**Extracted data entries:**
***
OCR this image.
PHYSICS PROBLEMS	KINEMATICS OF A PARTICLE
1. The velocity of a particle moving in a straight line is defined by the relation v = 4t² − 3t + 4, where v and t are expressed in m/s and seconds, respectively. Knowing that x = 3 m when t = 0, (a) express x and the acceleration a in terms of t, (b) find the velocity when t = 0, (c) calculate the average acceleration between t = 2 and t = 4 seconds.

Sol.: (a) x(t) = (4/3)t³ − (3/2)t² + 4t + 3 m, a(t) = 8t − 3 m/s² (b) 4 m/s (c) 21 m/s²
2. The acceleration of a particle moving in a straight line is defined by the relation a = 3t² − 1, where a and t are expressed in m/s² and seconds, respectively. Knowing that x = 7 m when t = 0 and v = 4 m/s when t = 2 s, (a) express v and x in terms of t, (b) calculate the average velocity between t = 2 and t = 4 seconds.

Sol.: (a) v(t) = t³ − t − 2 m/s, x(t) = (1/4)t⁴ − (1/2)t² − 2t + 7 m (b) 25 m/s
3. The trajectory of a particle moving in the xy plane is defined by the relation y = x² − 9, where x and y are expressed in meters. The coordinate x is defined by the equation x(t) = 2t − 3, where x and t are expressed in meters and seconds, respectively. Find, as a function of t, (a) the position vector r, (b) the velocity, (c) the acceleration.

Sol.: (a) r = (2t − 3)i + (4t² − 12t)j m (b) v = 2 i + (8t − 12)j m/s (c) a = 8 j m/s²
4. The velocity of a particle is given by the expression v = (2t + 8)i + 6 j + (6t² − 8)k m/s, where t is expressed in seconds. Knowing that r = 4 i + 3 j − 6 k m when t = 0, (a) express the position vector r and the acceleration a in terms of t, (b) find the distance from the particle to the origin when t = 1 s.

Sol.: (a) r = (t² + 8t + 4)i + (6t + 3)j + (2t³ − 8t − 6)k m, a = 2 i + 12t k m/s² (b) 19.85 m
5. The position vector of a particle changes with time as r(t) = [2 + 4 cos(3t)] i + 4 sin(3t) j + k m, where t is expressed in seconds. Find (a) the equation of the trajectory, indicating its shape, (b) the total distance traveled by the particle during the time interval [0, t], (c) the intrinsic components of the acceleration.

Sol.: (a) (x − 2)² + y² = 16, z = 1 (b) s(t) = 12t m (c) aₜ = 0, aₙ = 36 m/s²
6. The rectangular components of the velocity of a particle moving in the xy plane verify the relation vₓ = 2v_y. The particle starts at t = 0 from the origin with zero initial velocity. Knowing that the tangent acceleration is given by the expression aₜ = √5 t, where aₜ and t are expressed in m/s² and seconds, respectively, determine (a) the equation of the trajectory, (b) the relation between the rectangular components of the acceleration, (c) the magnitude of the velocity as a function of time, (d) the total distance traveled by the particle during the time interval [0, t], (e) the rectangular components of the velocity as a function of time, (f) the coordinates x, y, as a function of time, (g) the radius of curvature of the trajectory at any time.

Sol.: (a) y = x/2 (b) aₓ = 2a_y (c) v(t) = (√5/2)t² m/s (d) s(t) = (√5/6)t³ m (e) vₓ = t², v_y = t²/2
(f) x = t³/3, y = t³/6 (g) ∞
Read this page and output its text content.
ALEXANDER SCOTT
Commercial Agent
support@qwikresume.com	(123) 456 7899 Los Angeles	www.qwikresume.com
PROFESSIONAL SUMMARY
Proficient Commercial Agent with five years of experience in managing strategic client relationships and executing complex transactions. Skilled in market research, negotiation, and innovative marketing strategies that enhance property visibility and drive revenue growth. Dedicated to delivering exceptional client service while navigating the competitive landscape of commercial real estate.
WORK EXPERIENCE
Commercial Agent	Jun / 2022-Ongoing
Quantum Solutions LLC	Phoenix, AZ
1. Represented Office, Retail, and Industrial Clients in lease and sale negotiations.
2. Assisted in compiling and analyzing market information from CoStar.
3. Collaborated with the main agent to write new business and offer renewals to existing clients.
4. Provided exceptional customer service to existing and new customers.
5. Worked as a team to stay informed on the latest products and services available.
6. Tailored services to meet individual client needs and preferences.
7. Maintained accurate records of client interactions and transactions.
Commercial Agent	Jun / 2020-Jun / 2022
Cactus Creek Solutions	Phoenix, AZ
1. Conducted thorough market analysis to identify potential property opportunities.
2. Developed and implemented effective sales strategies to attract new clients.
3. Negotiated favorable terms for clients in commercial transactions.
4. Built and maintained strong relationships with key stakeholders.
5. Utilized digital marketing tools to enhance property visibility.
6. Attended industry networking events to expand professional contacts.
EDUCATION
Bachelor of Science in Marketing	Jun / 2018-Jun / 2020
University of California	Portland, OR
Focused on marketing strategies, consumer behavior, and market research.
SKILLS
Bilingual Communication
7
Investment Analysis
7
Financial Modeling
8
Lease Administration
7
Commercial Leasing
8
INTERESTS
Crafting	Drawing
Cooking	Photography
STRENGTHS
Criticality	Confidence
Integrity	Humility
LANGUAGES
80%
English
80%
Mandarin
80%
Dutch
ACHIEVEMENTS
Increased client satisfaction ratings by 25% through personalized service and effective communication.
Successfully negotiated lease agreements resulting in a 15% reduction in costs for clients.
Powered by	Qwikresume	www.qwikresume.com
***
**Your instructions:** Extract all lines as given.

**Solution to this exercise:**
OCR this image.
PHYSICS PROBLEMS	KINEMATICS OF A PARTICLE
1. The velocity of a particle moving in a straight line is defined by the relation v = 4t² − 3t + 4, where v and t are expressed in m/s and seconds, respectively. Knowing that x = 3 m when t = 0, (a) express x and the acceleration a in terms of t, (b) find the velocity when t = 0, (c) calculate the average acceleration between t = 2 and t = 4 seconds.

Sol.: (a) x(t) = (4/3)t³ − (3/2)t² + 4t + 3 m, a(t) = 8t − 3 m/s² (b) 4 m/s (c) 21 m/s²
2. The acceleration of a particle moving in a straight line is defined by the relation a = 3t² − 1, where a and t are expressed in m/s² and seconds, respectively. Knowing that x = 7 m when t = 0 and v = 4 m/s when t = 2 s, (a) express v and x in terms of t, (b) calculate the average velocity between t = 2 and t = 4 seconds.

Sol.: (a) v(t) = t³ − t − 2 m/s, x(t) = (1/4)t⁴ − (1/2)t² − 2t + 7 m (b) 25 m/s
3. The trajectory of a particle moving in the xy plane is defined by the relation y = x² − 9, where x and y are expressed in meters. The coordinate x is defined by the equation x(t) = 2t − 3, where x and t are expressed in meters and seconds, respectively. Find, as a function of t, (a) the position vector r, (b) the velocity, (c) the acceleration.

Sol.: (a) r = (2t − 3)i + (4t² − 12t)j m (b) v = 2 i + (8t − 12)j m/s (c) a = 8 j m/s²
4. The velocity of a particle is given by the expression v = (2t + 8)i + 6 j + (6t² − 8)k m/s, where t is expressed in seconds. Knowing that r = 4 i + 3 j − 6 k m when t = 0, (a) express the position vector r and the acceleration a in terms of t, (b) find the distance from the particle to the origin when t = 1 s.

Sol.: (a) r = (t² + 8t + 4)i + (6t + 3)j + (2t³ − 8t − 6)k m, a = 2 i + 12t k m/s² (b) 19.85 m
5. The position vector of a particle changes with time as r(t) = [2 + 4 cos(3t)] i + 4 sin(3t) j + k m, where t is expressed in seconds. Find (a) the equation of the trajectory, indicating its shape, (b) the total distance traveled by the particle during the time interval [0, t], (c) the intrinsic components of the acceleration.

Sol.: (a) (x − 2)² + y² = 16, z = 1 (b) s(t) = 12t m (c) aₜ = 0, aₙ = 36 m/s²
6. The rectangular components of the velocity of a particle moving in the xy plane verify the relation vₓ = 2v_y. The particle starts at t = 0 from the origin with zero initial velocity. Knowing that the tangent acceleration is given by the expression aₜ = √5 t, where aₜ and t are expressed in m/s² and seconds, respectively, determine (a) the equation of the trajectory, (b) the relation between the rectangular components of the acceleration, (c) the magnitude of the velocity as a function of time, (d) the total distance traveled by the particle during the time interval [0, t], (e) the rectangular components of the velocity as a function of time, (f) the coordinates x, y, as a function of time, (g) the radius of curvature of the trajectory at any time.

Sol.: (a) y = x/2 (b) aₓ = 2a_y (c) v(t) = (√5/2)t² m/s (d) s(t) = (√5/6)t³ m (e) vₓ = t², v_y = t²/2
(f) x = t³/3, y = t³/6 (g) ∞
Read this page and output its text content.
ALEXANDER SCOTT
Commercial Agent
support@qwikresume.com	(123) 456 7899 Los Angeles	www.qwikresume.com
PROFESSIONAL SUMMARY
Proficient Commercial Agent with five years of experience in managing strategic client relationships and executing complex transactions. Skilled in market research, negotiation, and innovative marketing strategies that enhance property visibility and drive revenue growth. Dedicated to delivering exceptional client service while navigating the competitive landscape of commercial real estate.
WORK EXPERIENCE
Commercial Agent	Jun / 2022-Ongoing
Quantum Solutions LLC	Phoenix, AZ
1. Represented Office, Retail, and Industrial Clients in lease and sale negotiations.
2. Assisted in compiling and analyzing market information from CoStar.
3. Collaborated with the main agent to write new business and offer renewals to existing clients.
4. Provided exceptional customer service to existing and new customers.
5. Worked as a team to stay informed on the latest products and services available.
6. Tailored services to meet individual client needs and preferences.
7. Maintained accurate records of client interactions and transactions.
Commercial Agent	Jun / 2020-Jun / 2022
Cactus Creek Solutions	Phoenix, AZ
1. Conducted thorough market analysis to identify potential property opportunities.
2. Developed and implemented effective sales strategies to attract new clients.
3. Negotiated favorable terms for clients in commercial transactions.
4. Built and maintained strong relationships with key stakeholders.
5. Utilized digital marketing tools to enhance property visibility.
6. Attended industry networking events to expand professional contacts.
EDUCATION
Bachelor of Science in Marketing	Jun / 2018-Jun / 2020
University of California	Portland, OR
Focused on marketing strategies, consumer behavior, and market research.
SKILLS
Bilingual Communication
7
Investment Analysis
7
Financial Modeling
8
Lease Administration
7
Commercial Leasing
8
INTERESTS
Crafting	Drawing
Cooking	Photography
STRENGTHS
Criticality	Confidence
Integrity	Humility
LANGUAGES
80%
English
80%
Mandarin
80%
Dutch
ACHIEVEMENTS
Increased client satisfaction ratings by 25% through personalized service and effective communication.
Successfully negotiated lease agreements resulting in a 15% reduction in costs for clients.
Powered by	Qwikresume	www.qwikresume.com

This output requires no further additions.